Figure record listings:

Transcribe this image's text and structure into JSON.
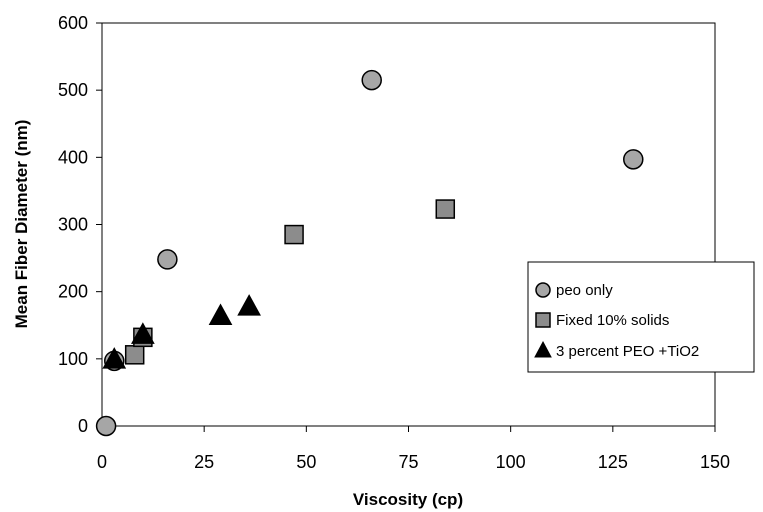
{
  "chart_data": {
    "type": "scatter",
    "xlabel": "Viscosity (cp)",
    "ylabel": "Mean Fiber Diameter (nm)",
    "xlim": [
      0,
      150
    ],
    "ylim": [
      0,
      600
    ],
    "x_ticks": [
      0,
      25,
      50,
      75,
      100,
      125,
      150
    ],
    "y_ticks": [
      0,
      100,
      200,
      300,
      400,
      500,
      600
    ],
    "grid": false,
    "legend_position": "right",
    "series": [
      {
        "name": "peo only",
        "marker": "circle",
        "color": "#a6a6a6",
        "points": [
          {
            "x": 1,
            "y": 0
          },
          {
            "x": 3,
            "y": 97
          },
          {
            "x": 16,
            "y": 248
          },
          {
            "x": 66,
            "y": 515
          },
          {
            "x": 130,
            "y": 397
          }
        ]
      },
      {
        "name": "Fixed 10% solids",
        "marker": "square",
        "color": "#8c8c8c",
        "points": [
          {
            "x": 8,
            "y": 106
          },
          {
            "x": 10,
            "y": 132
          },
          {
            "x": 47,
            "y": 285
          },
          {
            "x": 84,
            "y": 323
          }
        ]
      },
      {
        "name": "3 percent PEO +TiO2",
        "marker": "triangle",
        "color": "#000000",
        "points": [
          {
            "x": 3,
            "y": 98
          },
          {
            "x": 10,
            "y": 135
          },
          {
            "x": 29,
            "y": 163
          },
          {
            "x": 36,
            "y": 177
          }
        ]
      }
    ]
  }
}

> Challenge
Each line in the data that holds the string "color" should be found and copied.

> Full response
        "color": "#a6a6a6",
        "color": "#8c8c8c",
        "color": "#000000",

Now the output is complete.